-- Begin --

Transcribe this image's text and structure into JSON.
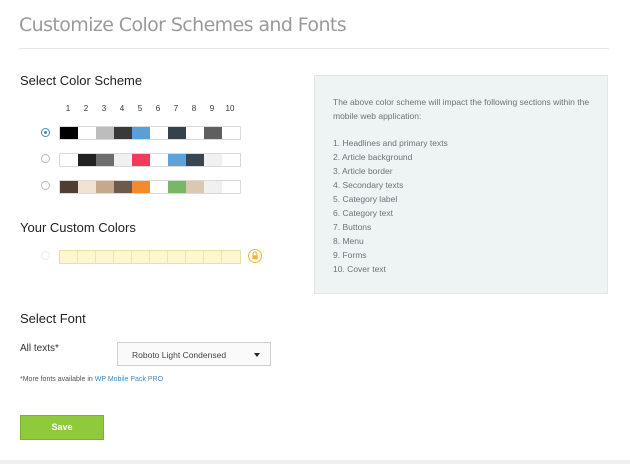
{
  "page": {
    "title": "Customize Color Schemes and Fonts"
  },
  "scheme": {
    "heading": "Select Color Scheme",
    "column_numbers": [
      "1",
      "2",
      "3",
      "4",
      "5",
      "6",
      "7",
      "8",
      "9",
      "10"
    ],
    "selected": 0,
    "rows": [
      [
        "#000000",
        "#ffffff",
        "#bdbdbd",
        "#3a3a3a",
        "#5b9fd8",
        "#ffffff",
        "#36414c",
        "#ffffff",
        "#5f5f5f",
        "#ffffff"
      ],
      [
        "#ffffff",
        "#222222",
        "#6d6d6d",
        "#f0f0f0",
        "#f23a5a",
        "#ffffff",
        "#5ea2dc",
        "#3a4552",
        "#f0f0f0",
        "#ffffff"
      ],
      [
        "#4f3e31",
        "#f1e2d2",
        "#c6a98c",
        "#6d5a4b",
        "#f38b2b",
        "#ffffff",
        "#78b768",
        "#dcc7b1",
        "#f0f0f0",
        "#ffffff"
      ]
    ]
  },
  "custom": {
    "heading": "Your Custom Colors",
    "lock_icon": "lock-icon"
  },
  "info": {
    "intro": "The above color scheme will impact the following sections within the mobile web application:",
    "items": [
      "1. Headlines and primary texts",
      "2. Article background",
      "3. Article border",
      "4. Secondary texts",
      "5. Category label",
      "6. Category text",
      "7. Buttons",
      "8. Menu",
      "9. Forms",
      "10. Cover text"
    ]
  },
  "font": {
    "heading": "Select Font",
    "label": "All texts*",
    "selected": "Roboto Light Condensed",
    "note_prefix": "*More fonts available in ",
    "note_link": "WP Mobile Pack PRO"
  },
  "save_label": "Save"
}
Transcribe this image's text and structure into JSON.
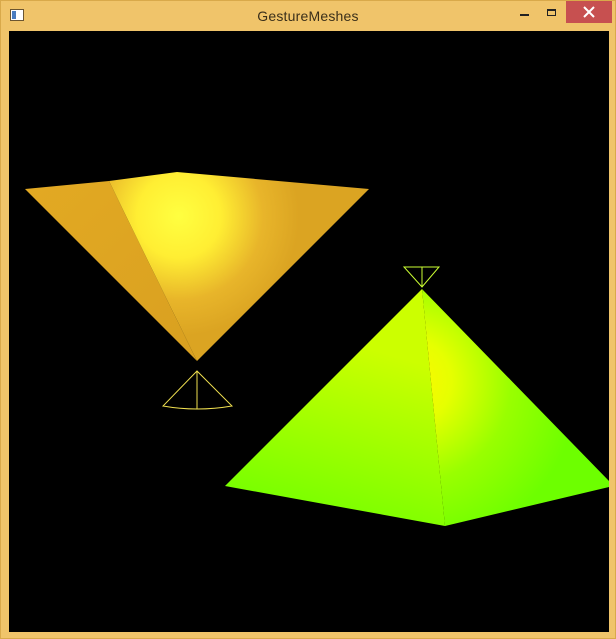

-- End --

Reproduce the listing word for word and omit its pictures.

* **EXERCISE RESPONSE**
Transcribe this image's text and structure into JSON.
{
  "page": {
    "title": "Customize Color Schemes and Fonts"
  },
  "scheme": {
    "heading": "Select Color Scheme",
    "column_numbers": [
      "1",
      "2",
      "3",
      "4",
      "5",
      "6",
      "7",
      "8",
      "9",
      "10"
    ],
    "selected": 0,
    "rows": [
      [
        "#000000",
        "#ffffff",
        "#bdbdbd",
        "#3a3a3a",
        "#5b9fd8",
        "#ffffff",
        "#36414c",
        "#ffffff",
        "#5f5f5f",
        "#ffffff"
      ],
      [
        "#ffffff",
        "#222222",
        "#6d6d6d",
        "#f0f0f0",
        "#f23a5a",
        "#ffffff",
        "#5ea2dc",
        "#3a4552",
        "#f0f0f0",
        "#ffffff"
      ],
      [
        "#4f3e31",
        "#f1e2d2",
        "#c6a98c",
        "#6d5a4b",
        "#f38b2b",
        "#ffffff",
        "#78b768",
        "#dcc7b1",
        "#f0f0f0",
        "#ffffff"
      ]
    ]
  },
  "custom": {
    "heading": "Your Custom Colors",
    "lock_icon": "lock-icon"
  },
  "info": {
    "intro": "The above color scheme will impact the following sections within the mobile web application:",
    "items": [
      "1. Headlines and primary texts",
      "2. Article background",
      "3. Article border",
      "4. Secondary texts",
      "5. Category label",
      "6. Category text",
      "7. Buttons",
      "8. Menu",
      "9. Forms",
      "10. Cover text"
    ]
  },
  "font": {
    "heading": "Select Font",
    "label": "All texts*",
    "selected": "Roboto Light Condensed",
    "note_prefix": "*More fonts available in ",
    "note_link": "WP Mobile Pack PRO"
  },
  "save_label": "Save"
}
Transcribe this image's text and structure into JSON.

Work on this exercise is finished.